**Text shown**
========================================================================

The more I ate this way, the more I hated food. Every time I'd eat, I'd have less energy and feel a little more sick, so in an attempt to feel less sick I would eat smaller portions of the junk food, but that wasn't making me feel better either.
I knew that I'd eventually have to learn how to cook and prepare healthy foods, and even before learning anything about nutrition I instinctively knew that whole fruits and vegetables were the magical foods that I needed to be eating more of- the problem was that they just didn't taste that good to me and I had no idea how to prepare them. It took a lot of daily practice and about one full year of cooking every day before I felt comfortable in the kitchen.
1. Allow yourself to spend a lot of time in the kitchen at first.

========================================================================

**Data excerpts**
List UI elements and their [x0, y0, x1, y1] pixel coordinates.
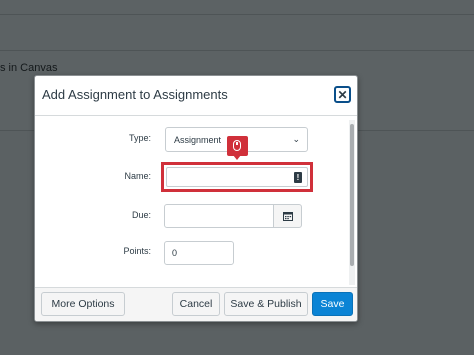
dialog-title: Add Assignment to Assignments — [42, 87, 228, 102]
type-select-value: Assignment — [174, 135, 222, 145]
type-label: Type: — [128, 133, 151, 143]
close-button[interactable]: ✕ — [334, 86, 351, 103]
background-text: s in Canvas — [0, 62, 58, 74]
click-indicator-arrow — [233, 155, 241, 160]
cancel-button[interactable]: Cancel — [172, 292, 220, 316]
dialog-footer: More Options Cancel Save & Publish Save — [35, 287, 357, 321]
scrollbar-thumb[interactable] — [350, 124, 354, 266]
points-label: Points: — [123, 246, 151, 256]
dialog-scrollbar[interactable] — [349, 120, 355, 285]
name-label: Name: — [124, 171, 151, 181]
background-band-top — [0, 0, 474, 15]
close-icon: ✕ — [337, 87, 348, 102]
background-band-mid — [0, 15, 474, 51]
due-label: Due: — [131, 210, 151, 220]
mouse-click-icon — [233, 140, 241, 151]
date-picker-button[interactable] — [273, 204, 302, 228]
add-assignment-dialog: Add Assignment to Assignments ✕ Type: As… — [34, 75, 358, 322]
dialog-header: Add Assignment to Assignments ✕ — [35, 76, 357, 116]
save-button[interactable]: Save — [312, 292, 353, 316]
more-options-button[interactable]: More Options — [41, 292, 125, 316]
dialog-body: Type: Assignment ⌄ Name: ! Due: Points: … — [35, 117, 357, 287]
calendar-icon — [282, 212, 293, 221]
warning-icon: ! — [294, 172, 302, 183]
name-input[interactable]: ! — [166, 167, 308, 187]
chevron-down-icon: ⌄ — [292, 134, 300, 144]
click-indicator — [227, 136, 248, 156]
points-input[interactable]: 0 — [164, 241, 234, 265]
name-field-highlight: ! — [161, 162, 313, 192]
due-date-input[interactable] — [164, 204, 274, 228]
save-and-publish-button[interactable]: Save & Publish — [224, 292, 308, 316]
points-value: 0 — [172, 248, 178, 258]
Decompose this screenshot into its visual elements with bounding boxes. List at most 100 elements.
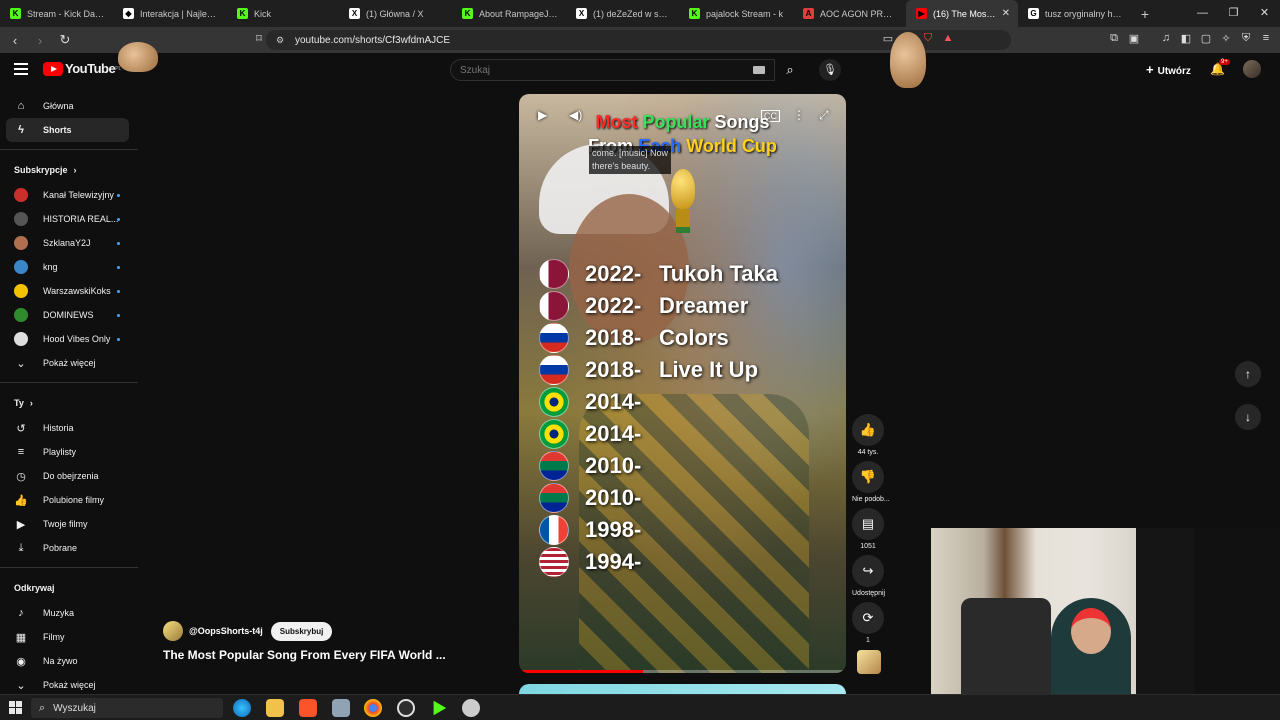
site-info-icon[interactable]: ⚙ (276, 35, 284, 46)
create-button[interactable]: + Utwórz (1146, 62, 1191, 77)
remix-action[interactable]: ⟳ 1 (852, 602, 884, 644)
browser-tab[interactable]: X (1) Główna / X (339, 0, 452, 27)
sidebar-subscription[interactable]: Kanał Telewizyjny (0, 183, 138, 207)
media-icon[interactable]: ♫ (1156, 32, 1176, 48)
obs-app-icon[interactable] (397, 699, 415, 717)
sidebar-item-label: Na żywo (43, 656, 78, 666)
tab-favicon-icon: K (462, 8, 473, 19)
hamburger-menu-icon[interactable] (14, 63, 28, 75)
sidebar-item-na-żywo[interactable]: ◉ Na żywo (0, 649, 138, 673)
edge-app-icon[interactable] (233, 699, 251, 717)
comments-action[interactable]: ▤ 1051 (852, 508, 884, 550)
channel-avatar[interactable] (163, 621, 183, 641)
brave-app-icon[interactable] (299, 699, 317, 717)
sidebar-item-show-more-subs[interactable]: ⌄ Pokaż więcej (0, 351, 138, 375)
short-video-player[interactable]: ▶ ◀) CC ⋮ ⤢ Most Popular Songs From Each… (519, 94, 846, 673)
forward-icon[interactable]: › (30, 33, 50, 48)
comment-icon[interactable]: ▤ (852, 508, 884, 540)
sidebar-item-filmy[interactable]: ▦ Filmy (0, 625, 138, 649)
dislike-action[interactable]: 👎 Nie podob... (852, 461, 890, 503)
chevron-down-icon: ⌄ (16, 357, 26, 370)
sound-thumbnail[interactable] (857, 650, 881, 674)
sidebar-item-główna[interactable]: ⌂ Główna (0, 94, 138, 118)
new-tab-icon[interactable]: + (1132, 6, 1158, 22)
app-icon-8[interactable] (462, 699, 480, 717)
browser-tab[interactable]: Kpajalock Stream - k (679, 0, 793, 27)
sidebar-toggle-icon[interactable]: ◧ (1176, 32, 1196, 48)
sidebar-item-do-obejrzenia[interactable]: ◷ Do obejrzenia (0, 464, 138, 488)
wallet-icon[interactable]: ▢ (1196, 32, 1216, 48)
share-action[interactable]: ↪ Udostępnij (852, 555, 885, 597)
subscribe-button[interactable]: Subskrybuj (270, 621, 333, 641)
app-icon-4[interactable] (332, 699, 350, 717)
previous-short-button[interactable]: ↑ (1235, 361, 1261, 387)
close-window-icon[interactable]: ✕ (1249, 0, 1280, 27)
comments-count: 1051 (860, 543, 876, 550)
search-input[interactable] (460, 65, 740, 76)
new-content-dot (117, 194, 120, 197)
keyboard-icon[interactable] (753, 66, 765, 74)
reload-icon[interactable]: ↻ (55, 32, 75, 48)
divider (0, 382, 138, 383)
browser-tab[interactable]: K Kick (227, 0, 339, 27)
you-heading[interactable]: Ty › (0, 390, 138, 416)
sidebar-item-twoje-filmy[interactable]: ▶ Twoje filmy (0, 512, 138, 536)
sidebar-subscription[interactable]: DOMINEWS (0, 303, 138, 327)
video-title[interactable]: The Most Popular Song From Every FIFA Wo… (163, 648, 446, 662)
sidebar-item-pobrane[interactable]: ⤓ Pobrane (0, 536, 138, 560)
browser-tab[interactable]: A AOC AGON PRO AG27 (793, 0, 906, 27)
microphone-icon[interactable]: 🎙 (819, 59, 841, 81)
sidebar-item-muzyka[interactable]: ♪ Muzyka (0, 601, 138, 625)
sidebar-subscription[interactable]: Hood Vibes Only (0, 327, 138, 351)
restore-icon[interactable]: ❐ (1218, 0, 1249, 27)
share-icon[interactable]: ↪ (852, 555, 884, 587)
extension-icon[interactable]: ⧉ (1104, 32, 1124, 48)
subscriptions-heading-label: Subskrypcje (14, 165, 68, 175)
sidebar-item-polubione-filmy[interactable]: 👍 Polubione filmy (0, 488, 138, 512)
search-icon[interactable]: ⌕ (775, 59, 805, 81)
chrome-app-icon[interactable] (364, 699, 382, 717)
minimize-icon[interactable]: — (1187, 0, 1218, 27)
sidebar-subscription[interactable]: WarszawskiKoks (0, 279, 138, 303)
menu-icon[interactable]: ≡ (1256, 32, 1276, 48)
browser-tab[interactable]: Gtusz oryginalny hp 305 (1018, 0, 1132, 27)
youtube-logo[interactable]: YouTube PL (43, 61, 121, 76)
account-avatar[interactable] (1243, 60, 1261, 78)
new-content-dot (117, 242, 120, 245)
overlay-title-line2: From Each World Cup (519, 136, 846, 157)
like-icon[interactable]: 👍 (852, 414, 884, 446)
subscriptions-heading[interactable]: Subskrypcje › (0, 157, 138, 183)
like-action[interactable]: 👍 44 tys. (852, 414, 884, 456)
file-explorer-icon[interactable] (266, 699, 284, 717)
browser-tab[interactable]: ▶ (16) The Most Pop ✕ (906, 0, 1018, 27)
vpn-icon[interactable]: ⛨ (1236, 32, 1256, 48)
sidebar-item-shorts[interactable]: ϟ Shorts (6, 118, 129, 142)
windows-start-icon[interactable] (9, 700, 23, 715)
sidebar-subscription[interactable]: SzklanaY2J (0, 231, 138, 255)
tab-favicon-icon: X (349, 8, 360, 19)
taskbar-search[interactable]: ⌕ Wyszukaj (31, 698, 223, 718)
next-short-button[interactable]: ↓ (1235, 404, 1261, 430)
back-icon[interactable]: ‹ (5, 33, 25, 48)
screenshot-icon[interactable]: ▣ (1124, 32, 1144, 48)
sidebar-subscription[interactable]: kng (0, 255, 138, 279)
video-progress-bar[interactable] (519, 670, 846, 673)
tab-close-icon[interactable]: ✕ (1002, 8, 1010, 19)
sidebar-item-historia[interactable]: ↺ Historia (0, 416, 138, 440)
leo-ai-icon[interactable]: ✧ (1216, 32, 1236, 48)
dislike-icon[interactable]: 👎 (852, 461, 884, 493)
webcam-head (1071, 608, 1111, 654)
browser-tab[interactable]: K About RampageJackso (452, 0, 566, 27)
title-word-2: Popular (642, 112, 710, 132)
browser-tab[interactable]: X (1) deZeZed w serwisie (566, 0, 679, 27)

========================================================================

**Directions**
1. Reproduce the passage on learning to cook between "I knew that" and "kitchen at first.", inclusive.
2. Transcribe the lines of the records between the line holding "site-info-icon[interactable]: ⚙ (276, 35, 284, 46)" and the line holding "short-video-player[interactable]: ▶ ◀)", inclusive.

**Full solutions**
1.
I knew that I'd eventually have to learn how to cook and prepare healthy foods, and even before learning anything about nutrition I instinctively knew that whole fruits and vegetables were the magical foods that I needed to be eating more of- the problem was that they just didn't taste that good to me and I had no idea how to prepare them. It took a lot of daily practice and about one full year of cooking every day before I felt comfortable in the kitchen.
1. Allow yourself to spend a lot of time in the kitchen at first.

2.
site-info-icon[interactable]: ⚙ (276, 35, 284, 46)
create-button[interactable]: + Utwórz (1146, 62, 1191, 77)
remix-action[interactable]: ⟳ 1 (852, 602, 884, 644)
browser-tab[interactable]: X (1) Główna / X (339, 0, 452, 27)
sidebar-subscription[interactable]: Kanał Telewizyjny (0, 183, 138, 207)
media-icon[interactable]: ♫ (1156, 32, 1176, 48)
obs-app-icon[interactable] (397, 699, 415, 717)
sidebar-item-label: Na żywo (43, 656, 78, 666)
tab-favicon-icon: K (462, 8, 473, 19)
hamburger-menu-icon[interactable] (14, 63, 28, 75)
sidebar-item-na-żywo[interactable]: ◉ Na żywo (0, 649, 138, 673)
edge-app-icon[interactable] (233, 699, 251, 717)
comments-action[interactable]: ▤ 1051 (852, 508, 884, 550)
channel-avatar[interactable] (163, 621, 183, 641)
brave-app-icon[interactable] (299, 699, 317, 717)
sidebar-item-show-more-subs[interactable]: ⌄ Pokaż więcej (0, 351, 138, 375)
short-video-player[interactable]: ▶ ◀) CC ⋮ ⤢ Most Popular Songs From Each… (519, 94, 846, 673)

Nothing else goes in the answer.